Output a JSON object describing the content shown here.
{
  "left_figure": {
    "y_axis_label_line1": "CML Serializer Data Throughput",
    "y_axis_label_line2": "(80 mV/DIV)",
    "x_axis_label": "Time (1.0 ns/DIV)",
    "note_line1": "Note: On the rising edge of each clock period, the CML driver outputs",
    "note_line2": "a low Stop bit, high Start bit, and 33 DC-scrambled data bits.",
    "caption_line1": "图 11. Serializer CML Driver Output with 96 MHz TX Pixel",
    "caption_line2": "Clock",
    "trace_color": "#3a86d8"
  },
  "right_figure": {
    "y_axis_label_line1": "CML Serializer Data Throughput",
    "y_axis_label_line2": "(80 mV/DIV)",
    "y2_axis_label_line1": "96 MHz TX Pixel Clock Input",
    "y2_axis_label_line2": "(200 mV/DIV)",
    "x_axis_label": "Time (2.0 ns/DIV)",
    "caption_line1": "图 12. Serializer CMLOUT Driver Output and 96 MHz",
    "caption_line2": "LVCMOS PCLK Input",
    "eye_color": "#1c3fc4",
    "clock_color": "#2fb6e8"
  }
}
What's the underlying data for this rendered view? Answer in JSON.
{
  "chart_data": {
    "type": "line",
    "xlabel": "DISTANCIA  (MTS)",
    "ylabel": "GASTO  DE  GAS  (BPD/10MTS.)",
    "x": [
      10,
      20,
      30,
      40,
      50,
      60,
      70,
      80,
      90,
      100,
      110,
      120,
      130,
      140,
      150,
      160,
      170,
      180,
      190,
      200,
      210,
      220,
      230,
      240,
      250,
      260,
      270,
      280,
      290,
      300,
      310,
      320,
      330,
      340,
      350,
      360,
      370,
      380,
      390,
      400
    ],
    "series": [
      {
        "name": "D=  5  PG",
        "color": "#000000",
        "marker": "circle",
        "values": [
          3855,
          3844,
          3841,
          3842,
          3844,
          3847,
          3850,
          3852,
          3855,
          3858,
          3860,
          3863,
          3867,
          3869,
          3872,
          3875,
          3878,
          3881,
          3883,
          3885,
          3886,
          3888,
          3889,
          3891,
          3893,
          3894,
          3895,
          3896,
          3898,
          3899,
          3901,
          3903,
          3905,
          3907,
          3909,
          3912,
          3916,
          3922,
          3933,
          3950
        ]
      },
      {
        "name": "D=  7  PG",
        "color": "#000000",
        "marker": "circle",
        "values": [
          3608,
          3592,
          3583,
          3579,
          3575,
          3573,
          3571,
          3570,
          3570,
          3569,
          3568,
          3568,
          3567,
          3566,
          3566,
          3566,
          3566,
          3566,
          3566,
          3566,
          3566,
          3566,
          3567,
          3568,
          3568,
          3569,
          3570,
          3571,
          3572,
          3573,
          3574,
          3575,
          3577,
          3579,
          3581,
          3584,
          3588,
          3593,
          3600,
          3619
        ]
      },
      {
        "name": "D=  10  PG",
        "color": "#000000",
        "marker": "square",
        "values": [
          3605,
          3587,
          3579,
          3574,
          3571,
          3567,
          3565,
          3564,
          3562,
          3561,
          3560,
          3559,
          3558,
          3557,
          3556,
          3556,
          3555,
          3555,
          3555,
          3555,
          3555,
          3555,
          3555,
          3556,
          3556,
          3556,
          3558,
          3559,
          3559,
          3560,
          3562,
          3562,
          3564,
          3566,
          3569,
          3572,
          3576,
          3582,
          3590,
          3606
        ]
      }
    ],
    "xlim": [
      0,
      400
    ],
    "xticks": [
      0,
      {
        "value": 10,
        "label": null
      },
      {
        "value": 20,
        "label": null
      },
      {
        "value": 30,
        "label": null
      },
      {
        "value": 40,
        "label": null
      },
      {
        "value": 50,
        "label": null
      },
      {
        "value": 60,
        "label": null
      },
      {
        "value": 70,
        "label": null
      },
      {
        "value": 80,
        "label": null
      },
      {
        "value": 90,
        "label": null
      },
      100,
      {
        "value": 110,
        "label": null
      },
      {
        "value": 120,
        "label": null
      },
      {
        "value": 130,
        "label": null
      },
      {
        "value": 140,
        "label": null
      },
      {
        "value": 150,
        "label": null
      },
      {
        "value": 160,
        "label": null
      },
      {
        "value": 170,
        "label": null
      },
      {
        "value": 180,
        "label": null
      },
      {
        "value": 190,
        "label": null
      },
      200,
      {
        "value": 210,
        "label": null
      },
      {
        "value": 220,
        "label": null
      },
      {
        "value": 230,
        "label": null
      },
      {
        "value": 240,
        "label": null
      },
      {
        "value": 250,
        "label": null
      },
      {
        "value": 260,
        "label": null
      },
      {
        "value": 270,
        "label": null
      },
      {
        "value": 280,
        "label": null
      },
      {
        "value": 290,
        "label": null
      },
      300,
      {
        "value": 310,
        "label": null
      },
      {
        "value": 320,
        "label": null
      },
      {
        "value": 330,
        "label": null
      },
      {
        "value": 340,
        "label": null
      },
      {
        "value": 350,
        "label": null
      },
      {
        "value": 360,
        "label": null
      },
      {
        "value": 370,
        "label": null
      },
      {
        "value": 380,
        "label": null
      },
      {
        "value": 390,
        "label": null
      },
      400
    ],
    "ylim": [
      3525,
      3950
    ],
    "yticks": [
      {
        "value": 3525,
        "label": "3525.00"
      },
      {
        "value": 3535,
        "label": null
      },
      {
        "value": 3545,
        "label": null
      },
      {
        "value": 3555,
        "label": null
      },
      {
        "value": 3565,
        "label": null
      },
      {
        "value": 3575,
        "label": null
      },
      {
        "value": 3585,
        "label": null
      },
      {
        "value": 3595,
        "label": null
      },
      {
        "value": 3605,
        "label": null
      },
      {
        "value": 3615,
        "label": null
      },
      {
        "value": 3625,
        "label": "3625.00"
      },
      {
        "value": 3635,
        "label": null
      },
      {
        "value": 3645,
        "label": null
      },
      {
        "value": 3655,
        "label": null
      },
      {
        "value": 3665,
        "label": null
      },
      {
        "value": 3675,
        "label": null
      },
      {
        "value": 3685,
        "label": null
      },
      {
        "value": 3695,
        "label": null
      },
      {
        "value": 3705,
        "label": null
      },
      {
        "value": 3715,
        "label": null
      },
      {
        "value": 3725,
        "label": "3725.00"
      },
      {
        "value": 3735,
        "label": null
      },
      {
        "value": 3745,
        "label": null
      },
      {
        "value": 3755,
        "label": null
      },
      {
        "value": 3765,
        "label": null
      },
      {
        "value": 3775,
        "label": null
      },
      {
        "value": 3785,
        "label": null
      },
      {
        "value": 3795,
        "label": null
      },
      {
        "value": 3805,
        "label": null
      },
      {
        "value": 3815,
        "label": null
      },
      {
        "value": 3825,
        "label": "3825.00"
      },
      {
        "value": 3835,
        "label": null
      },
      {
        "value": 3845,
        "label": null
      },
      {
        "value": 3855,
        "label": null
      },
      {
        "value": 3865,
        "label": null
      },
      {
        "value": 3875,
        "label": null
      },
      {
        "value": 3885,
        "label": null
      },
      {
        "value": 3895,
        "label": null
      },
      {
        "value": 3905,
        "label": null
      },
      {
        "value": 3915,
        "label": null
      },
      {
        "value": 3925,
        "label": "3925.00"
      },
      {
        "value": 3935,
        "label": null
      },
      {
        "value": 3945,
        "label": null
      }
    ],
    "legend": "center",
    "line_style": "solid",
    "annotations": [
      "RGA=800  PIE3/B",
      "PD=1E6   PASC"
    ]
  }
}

• YOUR GOAL: Search the listing above for the string "Serializer". Copy every line that contains it.

• CORRECT ANSWER:
    "y_axis_label_line1": "CML Serializer Data Throughput",
    "caption_line1": "图 11. Serializer CML Driver Output with 96 MHz TX Pixel",
    "y_axis_label_line1": "CML Serializer Data Throughput",
    "caption_line1": "图 12. Serializer CMLOUT Driver Output and 96 MHz",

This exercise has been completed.